Find every line in the records that holds the string "MILES". Copy each one.

Figure record listings
________________

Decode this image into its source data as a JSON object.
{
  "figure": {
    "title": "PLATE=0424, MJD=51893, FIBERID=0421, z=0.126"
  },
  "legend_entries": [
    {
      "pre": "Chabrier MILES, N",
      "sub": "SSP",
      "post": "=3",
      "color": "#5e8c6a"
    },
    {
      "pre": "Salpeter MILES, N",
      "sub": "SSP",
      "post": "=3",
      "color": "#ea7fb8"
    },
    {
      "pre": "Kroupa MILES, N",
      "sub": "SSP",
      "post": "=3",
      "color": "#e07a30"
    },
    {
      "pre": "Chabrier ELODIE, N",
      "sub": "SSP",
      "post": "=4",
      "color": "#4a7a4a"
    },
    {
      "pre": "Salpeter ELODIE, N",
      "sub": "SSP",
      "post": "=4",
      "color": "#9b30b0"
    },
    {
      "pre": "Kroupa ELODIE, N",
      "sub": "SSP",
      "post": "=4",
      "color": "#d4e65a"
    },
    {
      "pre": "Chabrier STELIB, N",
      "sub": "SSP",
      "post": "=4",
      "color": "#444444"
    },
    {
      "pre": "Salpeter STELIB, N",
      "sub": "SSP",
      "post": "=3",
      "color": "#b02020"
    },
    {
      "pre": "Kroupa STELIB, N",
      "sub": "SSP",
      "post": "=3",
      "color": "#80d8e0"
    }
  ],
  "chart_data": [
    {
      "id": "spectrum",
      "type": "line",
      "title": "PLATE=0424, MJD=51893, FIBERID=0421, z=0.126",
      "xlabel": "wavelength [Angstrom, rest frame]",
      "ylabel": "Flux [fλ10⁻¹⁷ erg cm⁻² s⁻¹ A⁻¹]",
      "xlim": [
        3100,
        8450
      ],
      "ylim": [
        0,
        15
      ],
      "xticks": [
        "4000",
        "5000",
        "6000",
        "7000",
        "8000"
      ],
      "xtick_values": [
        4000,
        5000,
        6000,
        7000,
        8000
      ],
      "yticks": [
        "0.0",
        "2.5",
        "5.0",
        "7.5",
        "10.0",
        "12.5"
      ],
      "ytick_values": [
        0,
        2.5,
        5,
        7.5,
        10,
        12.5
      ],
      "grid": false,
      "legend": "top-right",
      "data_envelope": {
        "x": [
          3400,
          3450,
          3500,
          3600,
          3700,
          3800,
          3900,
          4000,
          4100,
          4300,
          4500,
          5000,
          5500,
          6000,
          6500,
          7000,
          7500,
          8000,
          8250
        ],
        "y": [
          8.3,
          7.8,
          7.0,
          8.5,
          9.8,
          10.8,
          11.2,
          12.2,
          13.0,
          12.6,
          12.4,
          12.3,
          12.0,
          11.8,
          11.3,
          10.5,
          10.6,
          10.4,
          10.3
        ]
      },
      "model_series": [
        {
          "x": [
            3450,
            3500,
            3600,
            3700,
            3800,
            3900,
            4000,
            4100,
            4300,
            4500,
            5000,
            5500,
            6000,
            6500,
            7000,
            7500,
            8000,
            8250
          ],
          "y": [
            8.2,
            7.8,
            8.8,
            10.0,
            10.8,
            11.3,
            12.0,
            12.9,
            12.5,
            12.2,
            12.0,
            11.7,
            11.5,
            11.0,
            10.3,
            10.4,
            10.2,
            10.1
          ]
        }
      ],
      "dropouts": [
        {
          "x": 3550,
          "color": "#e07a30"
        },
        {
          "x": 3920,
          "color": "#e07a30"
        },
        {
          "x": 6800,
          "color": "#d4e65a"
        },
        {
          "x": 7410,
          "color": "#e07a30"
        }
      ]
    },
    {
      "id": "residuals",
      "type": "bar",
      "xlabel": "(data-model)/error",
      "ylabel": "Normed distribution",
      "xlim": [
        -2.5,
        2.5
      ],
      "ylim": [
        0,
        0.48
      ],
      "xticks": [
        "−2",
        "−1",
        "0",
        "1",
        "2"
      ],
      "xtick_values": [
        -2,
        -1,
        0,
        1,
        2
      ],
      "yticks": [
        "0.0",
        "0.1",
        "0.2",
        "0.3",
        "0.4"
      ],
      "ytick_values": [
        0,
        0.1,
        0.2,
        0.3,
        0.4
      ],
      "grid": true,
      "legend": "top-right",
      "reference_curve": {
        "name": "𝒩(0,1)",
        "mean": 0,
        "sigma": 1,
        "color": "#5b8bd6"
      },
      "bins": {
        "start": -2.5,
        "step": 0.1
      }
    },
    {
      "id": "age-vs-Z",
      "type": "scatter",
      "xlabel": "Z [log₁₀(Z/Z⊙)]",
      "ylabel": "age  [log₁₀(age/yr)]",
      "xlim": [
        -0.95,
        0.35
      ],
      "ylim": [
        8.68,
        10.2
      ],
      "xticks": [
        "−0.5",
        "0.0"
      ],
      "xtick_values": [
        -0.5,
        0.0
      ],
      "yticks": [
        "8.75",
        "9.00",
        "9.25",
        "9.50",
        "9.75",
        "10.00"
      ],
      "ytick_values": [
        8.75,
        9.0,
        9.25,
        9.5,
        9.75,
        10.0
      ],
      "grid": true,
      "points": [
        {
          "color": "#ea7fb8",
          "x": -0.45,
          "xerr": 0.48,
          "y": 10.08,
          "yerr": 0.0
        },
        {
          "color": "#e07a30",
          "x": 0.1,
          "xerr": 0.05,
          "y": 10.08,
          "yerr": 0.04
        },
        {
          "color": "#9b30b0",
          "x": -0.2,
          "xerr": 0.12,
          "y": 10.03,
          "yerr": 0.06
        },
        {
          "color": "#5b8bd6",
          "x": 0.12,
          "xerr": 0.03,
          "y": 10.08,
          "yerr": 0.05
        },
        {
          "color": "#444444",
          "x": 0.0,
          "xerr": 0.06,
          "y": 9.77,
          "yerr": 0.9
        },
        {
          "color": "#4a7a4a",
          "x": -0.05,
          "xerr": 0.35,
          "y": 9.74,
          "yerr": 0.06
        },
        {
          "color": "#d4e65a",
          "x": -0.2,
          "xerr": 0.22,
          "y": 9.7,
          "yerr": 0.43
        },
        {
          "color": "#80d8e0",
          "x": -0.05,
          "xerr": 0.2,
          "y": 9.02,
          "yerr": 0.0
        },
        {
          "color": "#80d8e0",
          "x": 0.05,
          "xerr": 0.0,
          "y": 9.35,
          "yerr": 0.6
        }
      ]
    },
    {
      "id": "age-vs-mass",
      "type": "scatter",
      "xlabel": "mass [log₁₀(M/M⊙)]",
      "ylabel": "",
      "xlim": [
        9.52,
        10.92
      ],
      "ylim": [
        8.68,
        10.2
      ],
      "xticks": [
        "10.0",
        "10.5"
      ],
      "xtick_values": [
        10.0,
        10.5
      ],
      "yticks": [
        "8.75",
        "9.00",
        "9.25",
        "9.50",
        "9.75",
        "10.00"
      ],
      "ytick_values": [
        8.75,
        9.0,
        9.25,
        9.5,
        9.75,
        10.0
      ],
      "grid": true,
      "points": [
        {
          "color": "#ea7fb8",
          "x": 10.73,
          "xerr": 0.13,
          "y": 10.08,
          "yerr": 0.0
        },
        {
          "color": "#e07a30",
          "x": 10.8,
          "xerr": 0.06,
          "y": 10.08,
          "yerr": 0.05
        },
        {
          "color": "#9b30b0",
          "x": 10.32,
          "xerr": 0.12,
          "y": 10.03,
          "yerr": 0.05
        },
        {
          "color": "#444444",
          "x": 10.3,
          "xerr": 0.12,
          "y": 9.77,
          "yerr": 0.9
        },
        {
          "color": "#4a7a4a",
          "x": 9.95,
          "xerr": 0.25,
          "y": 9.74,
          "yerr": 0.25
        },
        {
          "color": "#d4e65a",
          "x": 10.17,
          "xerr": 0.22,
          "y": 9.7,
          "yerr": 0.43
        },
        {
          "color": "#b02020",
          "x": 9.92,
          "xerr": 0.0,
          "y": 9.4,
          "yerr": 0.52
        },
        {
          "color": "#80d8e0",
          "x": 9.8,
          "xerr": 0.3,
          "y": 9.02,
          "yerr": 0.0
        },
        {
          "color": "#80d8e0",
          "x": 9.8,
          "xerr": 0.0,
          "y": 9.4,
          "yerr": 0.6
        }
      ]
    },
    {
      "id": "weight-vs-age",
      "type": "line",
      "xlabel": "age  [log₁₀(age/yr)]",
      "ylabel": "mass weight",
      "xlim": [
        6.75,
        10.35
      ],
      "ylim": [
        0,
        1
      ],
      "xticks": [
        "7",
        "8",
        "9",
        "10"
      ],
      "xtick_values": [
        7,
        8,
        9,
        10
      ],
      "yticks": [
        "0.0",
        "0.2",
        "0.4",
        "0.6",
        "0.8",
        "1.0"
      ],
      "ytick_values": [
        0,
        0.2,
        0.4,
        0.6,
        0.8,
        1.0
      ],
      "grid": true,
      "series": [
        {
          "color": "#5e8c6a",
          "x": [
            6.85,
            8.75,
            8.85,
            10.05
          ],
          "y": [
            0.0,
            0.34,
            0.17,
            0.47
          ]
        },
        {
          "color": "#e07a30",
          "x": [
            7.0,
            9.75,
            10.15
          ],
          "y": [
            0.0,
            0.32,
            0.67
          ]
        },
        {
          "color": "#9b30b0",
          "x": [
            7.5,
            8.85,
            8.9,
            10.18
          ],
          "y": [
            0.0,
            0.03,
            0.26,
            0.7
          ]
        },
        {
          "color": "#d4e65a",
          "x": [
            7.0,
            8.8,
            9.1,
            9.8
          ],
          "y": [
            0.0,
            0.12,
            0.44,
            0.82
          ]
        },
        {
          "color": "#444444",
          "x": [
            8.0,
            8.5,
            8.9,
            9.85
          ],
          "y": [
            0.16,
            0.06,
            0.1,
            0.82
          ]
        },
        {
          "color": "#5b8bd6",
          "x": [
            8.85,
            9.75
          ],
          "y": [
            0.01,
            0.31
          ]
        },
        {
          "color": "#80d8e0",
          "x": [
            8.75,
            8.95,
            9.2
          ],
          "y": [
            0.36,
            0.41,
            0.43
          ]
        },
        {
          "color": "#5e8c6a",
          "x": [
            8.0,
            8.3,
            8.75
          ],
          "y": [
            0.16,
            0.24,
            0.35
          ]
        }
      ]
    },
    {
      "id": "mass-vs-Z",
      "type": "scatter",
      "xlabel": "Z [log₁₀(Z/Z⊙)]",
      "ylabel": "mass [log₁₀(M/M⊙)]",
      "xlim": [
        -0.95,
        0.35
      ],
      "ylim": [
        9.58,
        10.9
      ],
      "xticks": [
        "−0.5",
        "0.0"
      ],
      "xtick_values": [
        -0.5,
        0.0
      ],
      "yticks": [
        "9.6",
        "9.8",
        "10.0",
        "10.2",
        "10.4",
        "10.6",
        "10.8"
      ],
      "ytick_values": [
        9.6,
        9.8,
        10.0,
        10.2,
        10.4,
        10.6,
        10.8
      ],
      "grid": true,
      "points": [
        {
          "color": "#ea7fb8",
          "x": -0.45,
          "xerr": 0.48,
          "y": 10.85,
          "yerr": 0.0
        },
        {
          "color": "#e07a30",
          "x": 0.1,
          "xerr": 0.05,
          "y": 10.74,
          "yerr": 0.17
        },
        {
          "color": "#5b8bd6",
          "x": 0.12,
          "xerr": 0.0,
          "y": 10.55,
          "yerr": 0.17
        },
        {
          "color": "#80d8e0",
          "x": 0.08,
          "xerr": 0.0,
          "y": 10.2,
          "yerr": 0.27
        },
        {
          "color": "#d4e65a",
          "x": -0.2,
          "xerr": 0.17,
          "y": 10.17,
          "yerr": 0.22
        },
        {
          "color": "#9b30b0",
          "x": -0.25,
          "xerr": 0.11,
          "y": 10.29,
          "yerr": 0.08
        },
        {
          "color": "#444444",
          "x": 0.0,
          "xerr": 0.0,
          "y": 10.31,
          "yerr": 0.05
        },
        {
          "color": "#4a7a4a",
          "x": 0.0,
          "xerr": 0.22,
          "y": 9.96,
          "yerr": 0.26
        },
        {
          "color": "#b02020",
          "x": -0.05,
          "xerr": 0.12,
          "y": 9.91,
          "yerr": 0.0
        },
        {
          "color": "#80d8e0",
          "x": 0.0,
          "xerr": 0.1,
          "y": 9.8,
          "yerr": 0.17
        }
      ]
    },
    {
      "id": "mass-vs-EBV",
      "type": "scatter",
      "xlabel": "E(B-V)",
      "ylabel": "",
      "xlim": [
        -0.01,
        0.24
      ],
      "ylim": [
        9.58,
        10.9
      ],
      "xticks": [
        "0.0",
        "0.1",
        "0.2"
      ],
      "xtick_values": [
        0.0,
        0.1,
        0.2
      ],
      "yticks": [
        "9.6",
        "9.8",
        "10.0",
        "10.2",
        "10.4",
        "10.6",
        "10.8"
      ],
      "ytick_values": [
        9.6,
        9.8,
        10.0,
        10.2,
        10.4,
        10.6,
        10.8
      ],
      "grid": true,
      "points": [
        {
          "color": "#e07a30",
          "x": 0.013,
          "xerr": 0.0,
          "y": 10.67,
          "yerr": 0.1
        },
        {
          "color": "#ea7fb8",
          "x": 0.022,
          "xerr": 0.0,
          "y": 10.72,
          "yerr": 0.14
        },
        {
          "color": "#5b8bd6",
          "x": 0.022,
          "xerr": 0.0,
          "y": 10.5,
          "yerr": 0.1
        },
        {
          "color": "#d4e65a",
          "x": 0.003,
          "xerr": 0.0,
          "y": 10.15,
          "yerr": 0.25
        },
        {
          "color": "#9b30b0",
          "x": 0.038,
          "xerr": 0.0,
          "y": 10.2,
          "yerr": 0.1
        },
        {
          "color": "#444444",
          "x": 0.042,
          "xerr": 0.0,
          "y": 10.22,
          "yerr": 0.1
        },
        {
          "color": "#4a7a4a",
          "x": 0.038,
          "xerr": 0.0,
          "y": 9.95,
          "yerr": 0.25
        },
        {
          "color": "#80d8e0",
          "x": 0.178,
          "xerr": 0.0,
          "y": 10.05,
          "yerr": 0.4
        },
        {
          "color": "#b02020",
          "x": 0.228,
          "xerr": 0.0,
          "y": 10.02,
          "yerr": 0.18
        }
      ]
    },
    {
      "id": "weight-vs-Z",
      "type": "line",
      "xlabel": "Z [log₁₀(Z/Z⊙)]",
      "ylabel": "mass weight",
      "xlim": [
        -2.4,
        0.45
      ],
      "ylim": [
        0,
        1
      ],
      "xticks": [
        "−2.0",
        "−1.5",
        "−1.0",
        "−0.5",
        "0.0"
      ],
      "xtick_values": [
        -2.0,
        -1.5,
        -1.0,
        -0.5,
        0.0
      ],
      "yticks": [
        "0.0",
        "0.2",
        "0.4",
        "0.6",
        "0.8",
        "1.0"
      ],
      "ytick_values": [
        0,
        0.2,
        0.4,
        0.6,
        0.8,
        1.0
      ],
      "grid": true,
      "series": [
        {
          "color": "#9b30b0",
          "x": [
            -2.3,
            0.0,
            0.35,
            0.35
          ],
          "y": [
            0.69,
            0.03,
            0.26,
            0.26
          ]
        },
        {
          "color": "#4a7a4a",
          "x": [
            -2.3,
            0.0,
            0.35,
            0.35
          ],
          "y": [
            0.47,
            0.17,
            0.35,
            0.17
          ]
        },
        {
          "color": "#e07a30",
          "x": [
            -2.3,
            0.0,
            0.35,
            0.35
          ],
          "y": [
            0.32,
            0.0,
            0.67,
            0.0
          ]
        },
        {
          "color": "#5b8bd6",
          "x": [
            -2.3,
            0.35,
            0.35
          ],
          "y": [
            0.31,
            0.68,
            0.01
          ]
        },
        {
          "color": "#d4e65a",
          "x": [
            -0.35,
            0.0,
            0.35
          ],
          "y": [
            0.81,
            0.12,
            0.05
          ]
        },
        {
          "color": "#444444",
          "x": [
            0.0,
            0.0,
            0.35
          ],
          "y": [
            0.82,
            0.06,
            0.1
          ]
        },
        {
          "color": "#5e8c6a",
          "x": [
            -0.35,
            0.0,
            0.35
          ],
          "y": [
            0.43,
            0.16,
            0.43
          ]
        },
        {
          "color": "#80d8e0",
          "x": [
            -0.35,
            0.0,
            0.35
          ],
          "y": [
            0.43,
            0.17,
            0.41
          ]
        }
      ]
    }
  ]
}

________________

Answer to the exercise:
      "pre": "Chabrier MILES, N",
      "pre": "Salpeter MILES, N",
      "pre": "Kroupa MILES, N",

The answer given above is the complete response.